(Record extracts):
**********

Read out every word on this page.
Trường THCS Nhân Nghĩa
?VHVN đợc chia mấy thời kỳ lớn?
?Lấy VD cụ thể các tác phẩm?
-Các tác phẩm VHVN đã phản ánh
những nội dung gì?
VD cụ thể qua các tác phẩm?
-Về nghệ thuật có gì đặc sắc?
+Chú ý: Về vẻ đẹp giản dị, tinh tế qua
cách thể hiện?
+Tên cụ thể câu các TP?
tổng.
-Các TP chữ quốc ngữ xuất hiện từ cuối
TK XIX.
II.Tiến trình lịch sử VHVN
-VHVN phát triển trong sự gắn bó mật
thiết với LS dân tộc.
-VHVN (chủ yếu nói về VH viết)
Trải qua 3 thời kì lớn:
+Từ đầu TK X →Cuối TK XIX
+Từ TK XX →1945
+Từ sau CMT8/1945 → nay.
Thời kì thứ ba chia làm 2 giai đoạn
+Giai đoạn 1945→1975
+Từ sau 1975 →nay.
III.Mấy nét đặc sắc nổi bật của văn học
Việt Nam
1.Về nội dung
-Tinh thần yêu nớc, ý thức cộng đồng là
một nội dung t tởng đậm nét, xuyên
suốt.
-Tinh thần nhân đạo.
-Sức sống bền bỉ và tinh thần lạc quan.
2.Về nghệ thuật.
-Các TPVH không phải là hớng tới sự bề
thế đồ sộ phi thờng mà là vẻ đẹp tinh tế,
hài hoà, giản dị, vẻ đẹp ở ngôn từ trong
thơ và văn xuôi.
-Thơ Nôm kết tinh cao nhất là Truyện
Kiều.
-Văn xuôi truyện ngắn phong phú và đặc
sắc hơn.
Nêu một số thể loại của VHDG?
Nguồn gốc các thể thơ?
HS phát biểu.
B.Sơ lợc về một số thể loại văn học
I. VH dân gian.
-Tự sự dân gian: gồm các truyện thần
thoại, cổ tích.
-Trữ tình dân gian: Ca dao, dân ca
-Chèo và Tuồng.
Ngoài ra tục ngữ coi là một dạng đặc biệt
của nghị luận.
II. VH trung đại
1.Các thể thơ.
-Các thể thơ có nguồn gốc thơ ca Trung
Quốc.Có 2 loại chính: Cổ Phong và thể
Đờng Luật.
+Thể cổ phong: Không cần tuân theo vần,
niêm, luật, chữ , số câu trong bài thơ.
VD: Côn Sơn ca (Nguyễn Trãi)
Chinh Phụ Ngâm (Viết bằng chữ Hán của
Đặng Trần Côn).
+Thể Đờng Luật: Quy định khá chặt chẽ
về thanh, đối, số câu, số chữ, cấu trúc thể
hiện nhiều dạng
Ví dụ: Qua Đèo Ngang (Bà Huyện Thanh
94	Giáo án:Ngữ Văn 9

**********

(Written request): Would you reproduce the material above in full, exactly as given?

(Problem solution):
Read out every word on this page.
Trường THCS Nhân Nghĩa
?VHVN đợc chia mấy thời kỳ lớn?
?Lấy VD cụ thể các tác phẩm?
-Các tác phẩm VHVN đã phản ánh
những nội dung gì?
VD cụ thể qua các tác phẩm?
-Về nghệ thuật có gì đặc sắc?
+Chú ý: Về vẻ đẹp giản dị, tinh tế qua
cách thể hiện?
+Tên cụ thể câu các TP?
tổng.
-Các TP chữ quốc ngữ xuất hiện từ cuối
TK XIX.
II.Tiến trình lịch sử VHVN
-VHVN phát triển trong sự gắn bó mật
thiết với LS dân tộc.
-VHVN (chủ yếu nói về VH viết)
Trải qua 3 thời kì lớn:
+Từ đầu TK X →Cuối TK XIX
+Từ TK XX →1945
+Từ sau CMT8/1945 → nay.
Thời kì thứ ba chia làm 2 giai đoạn
+Giai đoạn 1945→1975
+Từ sau 1975 →nay.
III.Mấy nét đặc sắc nổi bật của văn học
Việt Nam
1.Về nội dung
-Tinh thần yêu nớc, ý thức cộng đồng là
một nội dung t tởng đậm nét, xuyên
suốt.
-Tinh thần nhân đạo.
-Sức sống bền bỉ và tinh thần lạc quan.
2.Về nghệ thuật.
-Các TPVH không phải là hớng tới sự bề
thế đồ sộ phi thờng mà là vẻ đẹp tinh tế,
hài hoà, giản dị, vẻ đẹp ở ngôn từ trong
thơ và văn xuôi.
-Thơ Nôm kết tinh cao nhất là Truyện
Kiều.
-Văn xuôi truyện ngắn phong phú và đặc
sắc hơn.
Nêu một số thể loại của VHDG?
Nguồn gốc các thể thơ?
HS phát biểu.
B.Sơ lợc về một số thể loại văn học
I. VH dân gian.
-Tự sự dân gian: gồm các truyện thần
thoại, cổ tích.
-Trữ tình dân gian: Ca dao, dân ca
-Chèo và Tuồng.
Ngoài ra tục ngữ coi là một dạng đặc biệt
của nghị luận.
II. VH trung đại
1.Các thể thơ.
-Các thể thơ có nguồn gốc thơ ca Trung
Quốc.Có 2 loại chính: Cổ Phong và thể
Đờng Luật.
+Thể cổ phong: Không cần tuân theo vần,
niêm, luật, chữ , số câu trong bài thơ.
VD: Côn Sơn ca (Nguyễn Trãi)
Chinh Phụ Ngâm (Viết bằng chữ Hán của
Đặng Trần Côn).
+Thể Đờng Luật: Quy định khá chặt chẽ
về thanh, đối, số câu, số chữ, cấu trúc thể
hiện nhiều dạng
Ví dụ: Qua Đèo Ngang (Bà Huyện Thanh
94	Giáo án:Ngữ Văn 9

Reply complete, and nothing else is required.